* **Task instructions**
Leave the pictures out and print every record below exactly as it stands.

>> start Supplied information

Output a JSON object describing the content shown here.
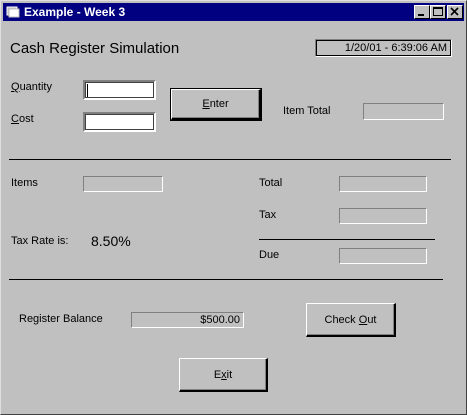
{
  "window": {
    "title": "Example - Week 3",
    "icon": "app-icon",
    "controls": [
      "minimize-icon",
      "maximize-icon",
      "close-icon"
    ]
  },
  "header": {
    "title": "Cash Register Simulation",
    "datetime": "1/20/01 - 6:39:06 AM"
  },
  "inputs": {
    "quantity_label_hotkey": "Q",
    "quantity_label_rest": "uantity",
    "quantity_value": "",
    "cost_label_hotkey": "C",
    "cost_label_rest": "ost",
    "cost_value": ""
  },
  "buttons": {
    "enter_hotkey": "E",
    "enter_rest": "nter",
    "checkout_pre": "Check ",
    "checkout_hotkey": "O",
    "checkout_rest": "ut",
    "exit_pre": "E",
    "exit_hotkey": "x",
    "exit_rest": "it"
  },
  "item_total": {
    "label": "Item Total",
    "value": ""
  },
  "summary": {
    "items_label": "Items",
    "items_value": "",
    "tax_rate_label": "Tax Rate is:",
    "tax_rate_value": "8.50%",
    "total_label": "Total",
    "total_value": "",
    "tax_label": "Tax",
    "tax_value": "",
    "due_label": "Due",
    "due_value": ""
  },
  "register": {
    "balance_label": "Register Balance",
    "balance_value": "$500.00"
  },
  "colors": {
    "face": "#c0c0c0",
    "titlebar": "#000080",
    "field": "#ffffff"
  }
}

>> end Supplied information

* **Exercise output**
Output a JSON object describing the content shown here.
{
  "window": {
    "title": "Example - Week 3",
    "icon": "app-icon",
    "controls": [
      "minimize-icon",
      "maximize-icon",
      "close-icon"
    ]
  },
  "header": {
    "title": "Cash Register Simulation",
    "datetime": "1/20/01 - 6:39:06 AM"
  },
  "inputs": {
    "quantity_label_hotkey": "Q",
    "quantity_label_rest": "uantity",
    "quantity_value": "",
    "cost_label_hotkey": "C",
    "cost_label_rest": "ost",
    "cost_value": ""
  },
  "buttons": {
    "enter_hotkey": "E",
    "enter_rest": "nter",
    "checkout_pre": "Check ",
    "checkout_hotkey": "O",
    "checkout_rest": "ut",
    "exit_pre": "E",
    "exit_hotkey": "x",
    "exit_rest": "it"
  },
  "item_total": {
    "label": "Item Total",
    "value": ""
  },
  "summary": {
    "items_label": "Items",
    "items_value": "",
    "tax_rate_label": "Tax Rate is:",
    "tax_rate_value": "8.50%",
    "total_label": "Total",
    "total_value": "",
    "tax_label": "Tax",
    "tax_value": "",
    "due_label": "Due",
    "due_value": ""
  },
  "register": {
    "balance_label": "Register Balance",
    "balance_value": "$500.00"
  },
  "colors": {
    "face": "#c0c0c0",
    "titlebar": "#000080",
    "field": "#ffffff"
  }
}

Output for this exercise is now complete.